*Provided material:*

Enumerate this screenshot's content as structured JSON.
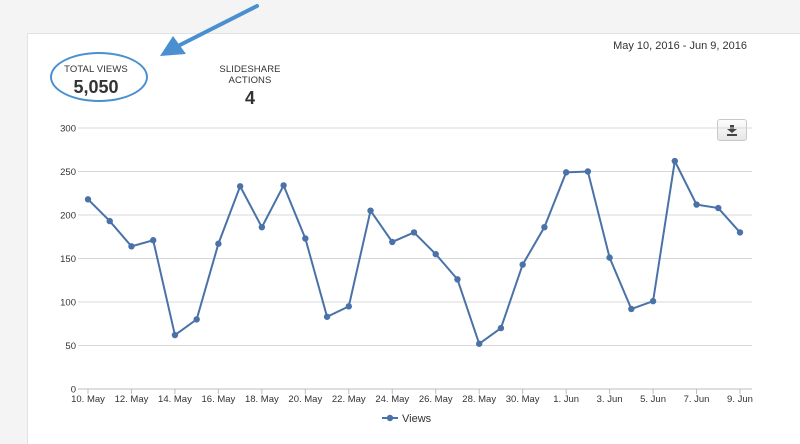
{
  "header": {
    "date_range": "May 10, 2016 - Jun 9, 2016"
  },
  "stats": {
    "total_views_label": "TOTAL VIEWS",
    "total_views_value": "5,050",
    "actions_label": "SLIDESHARE ACTIONS",
    "actions_value": "4"
  },
  "icons": {
    "download": "download-icon",
    "annotation": "arrow-icon"
  },
  "colors": {
    "line": "#4a72a8",
    "annotation": "#4a90d0",
    "grid": "#d8d8d8"
  },
  "chart_data": {
    "type": "line",
    "ylim": [
      0,
      300
    ],
    "yticks": [
      0,
      50,
      100,
      150,
      200,
      250,
      300
    ],
    "xtick_labels": [
      "10. May",
      "12. May",
      "14. May",
      "16. May",
      "18. May",
      "20. May",
      "22. May",
      "24. May",
      "26. May",
      "28. May",
      "30. May",
      "1. Jun",
      "3. Jun",
      "5. Jun",
      "7. Jun",
      "9. Jun"
    ],
    "legend": "bottom-center",
    "series": [
      {
        "name": "Views",
        "values": [
          218,
          193,
          164,
          171,
          62,
          80,
          167,
          233,
          186,
          234,
          173,
          83,
          95,
          205,
          169,
          180,
          155,
          126,
          52,
          70,
          143,
          186,
          249,
          250,
          151,
          92,
          101,
          262,
          212,
          208,
          180
        ]
      }
    ]
  }
}
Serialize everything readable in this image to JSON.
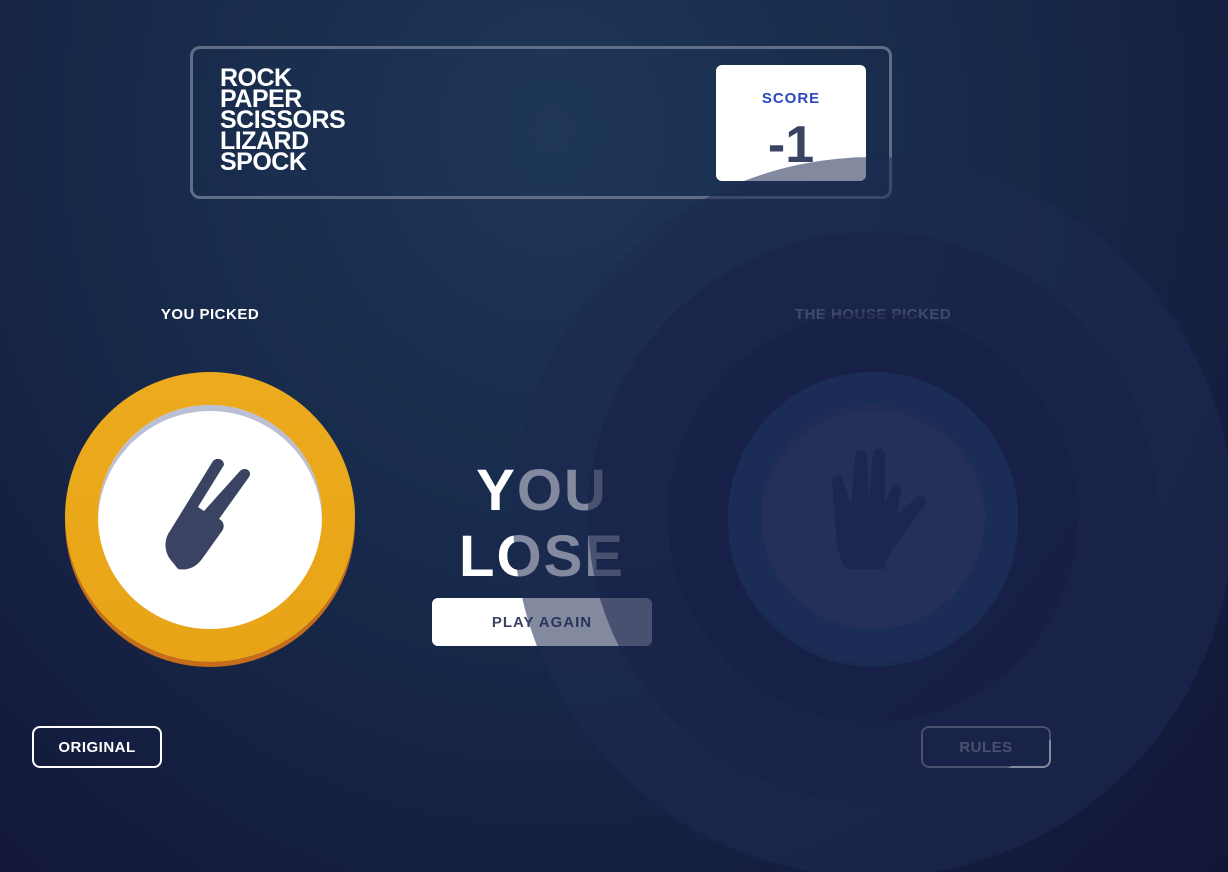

*To do:*
Extract, from the listing above, every line where the string "JSON" occurs.

*Solution to this exercise:*
Enumerate this screenshot's content as structured JSON.
Serialize everything readable in this image to JSON.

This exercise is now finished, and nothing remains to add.